◆ YOUR GOAL: Search the listing for the string "Offices" and copy every line that contains it.

□ □ □ □

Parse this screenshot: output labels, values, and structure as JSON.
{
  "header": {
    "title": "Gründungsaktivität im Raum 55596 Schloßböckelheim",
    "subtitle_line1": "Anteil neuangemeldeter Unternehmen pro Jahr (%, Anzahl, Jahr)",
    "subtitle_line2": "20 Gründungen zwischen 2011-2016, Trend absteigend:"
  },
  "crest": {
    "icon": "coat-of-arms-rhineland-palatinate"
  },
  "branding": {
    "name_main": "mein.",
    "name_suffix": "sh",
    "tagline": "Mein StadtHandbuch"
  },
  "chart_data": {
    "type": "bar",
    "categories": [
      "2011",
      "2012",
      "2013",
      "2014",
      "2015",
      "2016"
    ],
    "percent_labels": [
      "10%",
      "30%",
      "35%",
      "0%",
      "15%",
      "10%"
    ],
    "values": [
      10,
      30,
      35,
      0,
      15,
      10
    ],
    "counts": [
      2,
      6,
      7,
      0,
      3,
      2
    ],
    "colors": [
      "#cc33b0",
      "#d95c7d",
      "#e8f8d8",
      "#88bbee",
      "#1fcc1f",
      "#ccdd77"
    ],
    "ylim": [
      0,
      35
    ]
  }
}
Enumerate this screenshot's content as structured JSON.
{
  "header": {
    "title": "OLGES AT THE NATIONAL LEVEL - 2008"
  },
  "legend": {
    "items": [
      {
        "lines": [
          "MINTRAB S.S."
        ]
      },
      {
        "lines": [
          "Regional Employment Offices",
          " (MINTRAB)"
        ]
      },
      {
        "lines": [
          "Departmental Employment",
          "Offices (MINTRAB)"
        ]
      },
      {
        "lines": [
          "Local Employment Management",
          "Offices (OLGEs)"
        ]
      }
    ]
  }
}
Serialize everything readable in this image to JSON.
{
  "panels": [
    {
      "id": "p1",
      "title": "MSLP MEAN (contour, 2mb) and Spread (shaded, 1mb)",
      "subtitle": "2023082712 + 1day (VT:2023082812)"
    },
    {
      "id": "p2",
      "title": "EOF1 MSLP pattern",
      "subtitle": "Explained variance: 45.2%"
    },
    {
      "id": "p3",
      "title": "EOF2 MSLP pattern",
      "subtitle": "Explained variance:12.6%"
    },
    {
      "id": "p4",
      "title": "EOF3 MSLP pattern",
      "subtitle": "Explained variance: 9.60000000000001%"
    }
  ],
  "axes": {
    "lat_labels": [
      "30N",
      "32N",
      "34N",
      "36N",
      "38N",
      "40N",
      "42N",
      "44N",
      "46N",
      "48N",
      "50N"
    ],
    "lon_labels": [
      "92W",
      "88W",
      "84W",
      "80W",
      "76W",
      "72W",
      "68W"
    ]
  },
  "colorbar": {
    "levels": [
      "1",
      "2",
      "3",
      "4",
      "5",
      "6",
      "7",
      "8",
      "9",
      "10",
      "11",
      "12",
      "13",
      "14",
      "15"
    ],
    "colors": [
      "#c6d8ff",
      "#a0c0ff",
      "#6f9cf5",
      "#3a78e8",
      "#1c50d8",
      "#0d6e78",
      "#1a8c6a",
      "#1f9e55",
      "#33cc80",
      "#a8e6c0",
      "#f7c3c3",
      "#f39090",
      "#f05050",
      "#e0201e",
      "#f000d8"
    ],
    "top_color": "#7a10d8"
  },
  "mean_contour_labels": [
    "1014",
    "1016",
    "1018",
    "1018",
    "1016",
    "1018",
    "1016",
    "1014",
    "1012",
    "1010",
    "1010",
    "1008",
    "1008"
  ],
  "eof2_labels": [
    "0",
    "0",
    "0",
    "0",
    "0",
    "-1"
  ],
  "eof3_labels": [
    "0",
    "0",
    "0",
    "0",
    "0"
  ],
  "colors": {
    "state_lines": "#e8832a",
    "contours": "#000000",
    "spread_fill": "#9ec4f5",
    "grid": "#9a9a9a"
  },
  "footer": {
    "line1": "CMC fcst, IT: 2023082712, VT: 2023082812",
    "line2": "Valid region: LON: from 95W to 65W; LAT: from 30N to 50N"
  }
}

□ □ □ □

◆ SOLUTION TO THE PROBLEM:
          "Regional Employment Offices",
          "Offices (MINTRAB)"
          "Offices (OLGEs)"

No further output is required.